• _Task goal_:
Swap "poem-line" for "verse-line" in everything from the line containing "double-rule — [969, 824, 1071, 830]" down to the line containing "column-3 — [836, 95, 1204, 1476]", and give those lines again with nothing else changed.

[Dataset excerpt]
########

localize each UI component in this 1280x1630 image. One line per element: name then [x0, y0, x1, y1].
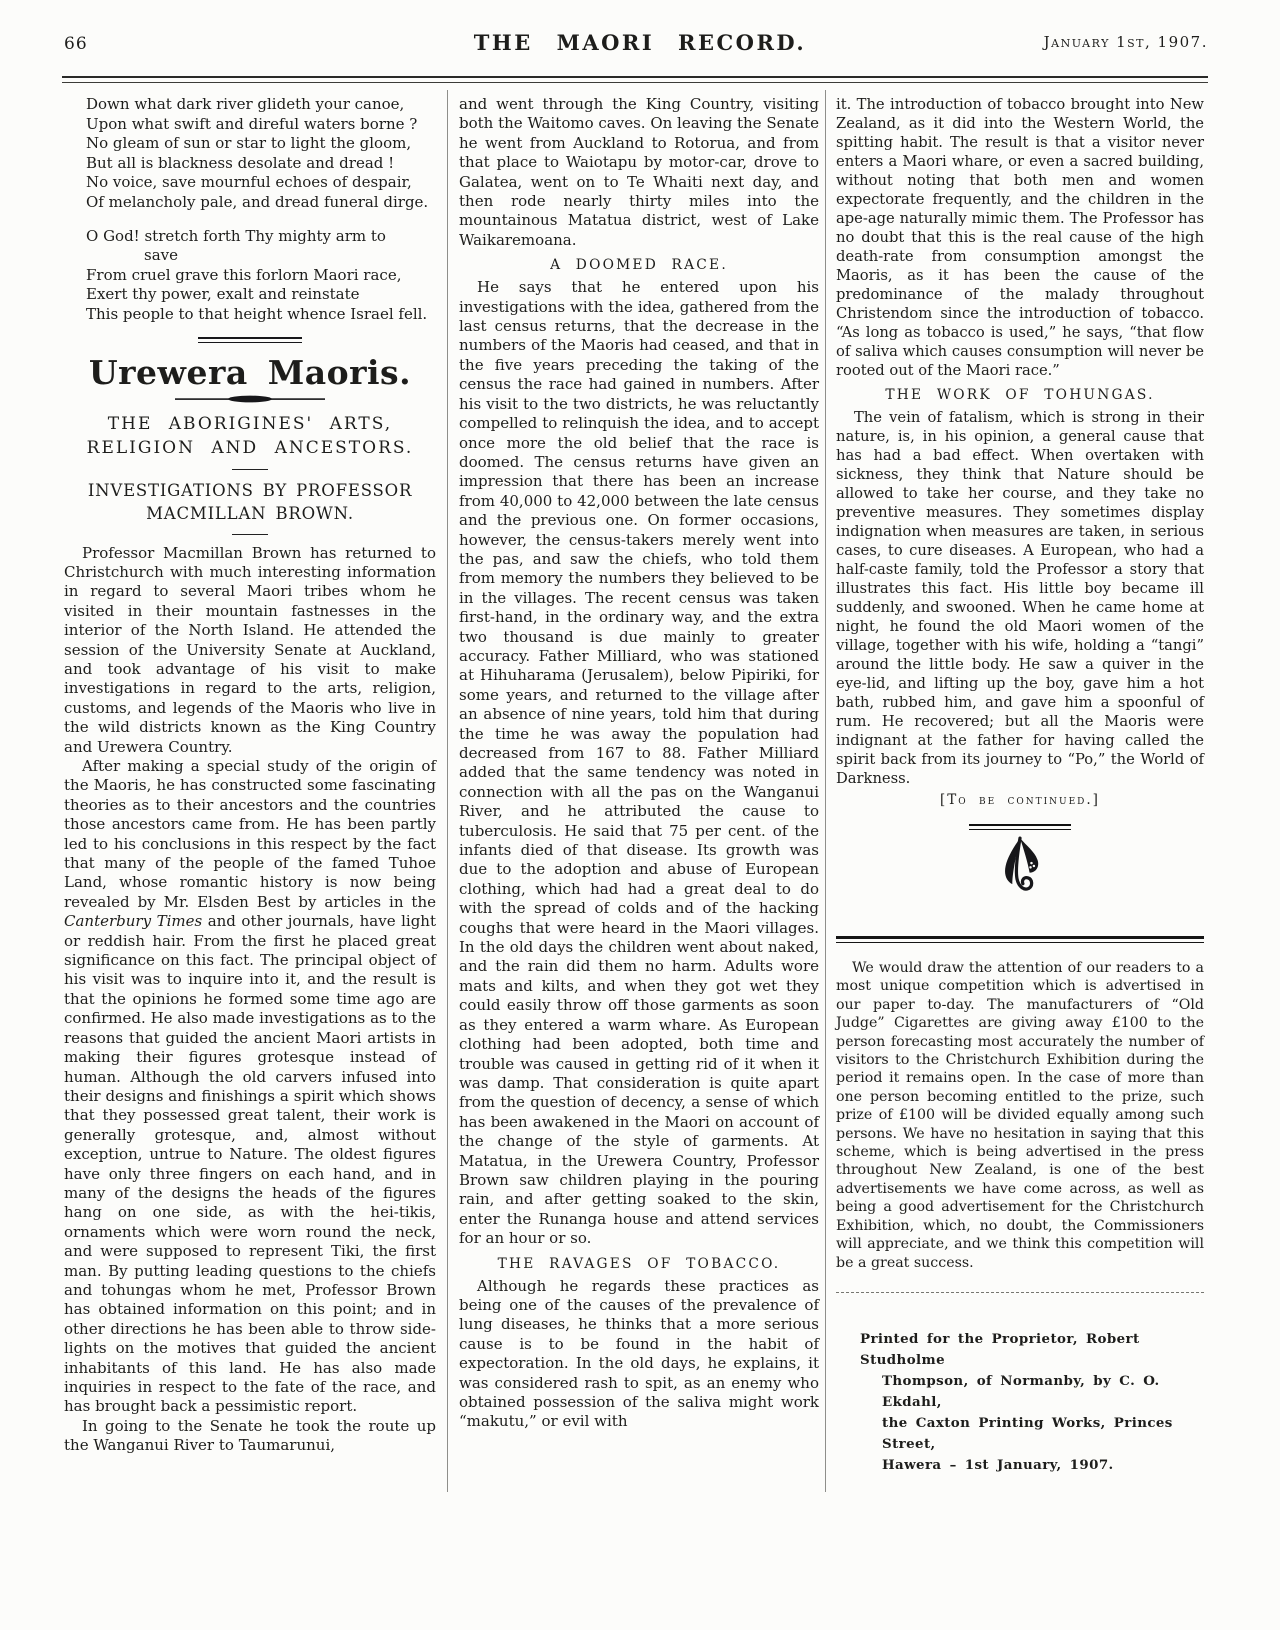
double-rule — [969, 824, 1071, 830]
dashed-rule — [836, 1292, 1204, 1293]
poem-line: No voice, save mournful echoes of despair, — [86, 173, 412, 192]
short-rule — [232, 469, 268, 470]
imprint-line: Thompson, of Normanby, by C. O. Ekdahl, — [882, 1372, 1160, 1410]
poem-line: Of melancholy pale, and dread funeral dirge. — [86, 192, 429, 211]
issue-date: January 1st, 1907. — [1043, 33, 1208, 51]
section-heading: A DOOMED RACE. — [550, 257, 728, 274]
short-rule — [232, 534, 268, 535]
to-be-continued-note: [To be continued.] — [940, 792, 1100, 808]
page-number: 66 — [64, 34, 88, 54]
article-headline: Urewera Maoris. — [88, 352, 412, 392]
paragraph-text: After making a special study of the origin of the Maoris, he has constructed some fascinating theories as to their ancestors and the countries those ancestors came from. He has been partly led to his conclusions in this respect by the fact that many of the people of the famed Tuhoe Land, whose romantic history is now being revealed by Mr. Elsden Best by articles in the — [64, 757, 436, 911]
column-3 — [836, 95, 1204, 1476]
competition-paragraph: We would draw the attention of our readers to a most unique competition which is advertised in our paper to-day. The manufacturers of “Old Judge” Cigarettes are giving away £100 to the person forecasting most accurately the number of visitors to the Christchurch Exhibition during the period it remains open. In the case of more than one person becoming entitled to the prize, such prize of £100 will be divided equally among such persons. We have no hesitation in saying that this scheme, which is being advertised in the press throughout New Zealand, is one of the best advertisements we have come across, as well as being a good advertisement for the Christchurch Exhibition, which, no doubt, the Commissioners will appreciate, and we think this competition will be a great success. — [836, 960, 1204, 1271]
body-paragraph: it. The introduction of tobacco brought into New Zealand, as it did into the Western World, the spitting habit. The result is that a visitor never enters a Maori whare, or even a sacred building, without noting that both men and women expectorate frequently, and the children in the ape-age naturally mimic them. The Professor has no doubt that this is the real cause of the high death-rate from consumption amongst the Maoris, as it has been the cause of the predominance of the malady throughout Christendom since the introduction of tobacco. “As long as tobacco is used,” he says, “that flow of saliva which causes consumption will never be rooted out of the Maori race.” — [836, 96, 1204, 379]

########

• _The solution_:
double-rule — [969, 824, 1071, 830]
dashed-rule — [836, 1292, 1204, 1293]
verse-line: No voice, save mournful echoes of despair, — [86, 173, 412, 192]
short-rule — [232, 469, 268, 470]
imprint-line: Thompson, of Normanby, by C. O. Ekdahl, — [882, 1372, 1160, 1410]
verse-line: Of melancholy pale, and dread funeral dirge. — [86, 192, 429, 211]
issue-date: January 1st, 1907. — [1043, 33, 1208, 51]
section-heading: A DOOMED RACE. — [550, 257, 728, 274]
short-rule — [232, 534, 268, 535]
to-be-continued-note: [To be continued.] — [940, 792, 1100, 808]
page-number: 66 — [64, 34, 88, 54]
article-headline: Urewera Maoris. — [88, 352, 412, 392]
paragraph-text: After making a special study of the origin of the Maoris, he has constructed some fascinating theories as to their ancestors and the countries those ancestors came from. He has been partly led to his conclusions in this respect by the fact that many of the people of the famed Tuhoe Land, whose romantic history is now being revealed by Mr. Elsden Best by articles in the — [64, 757, 436, 911]
column-3 — [836, 95, 1204, 1476]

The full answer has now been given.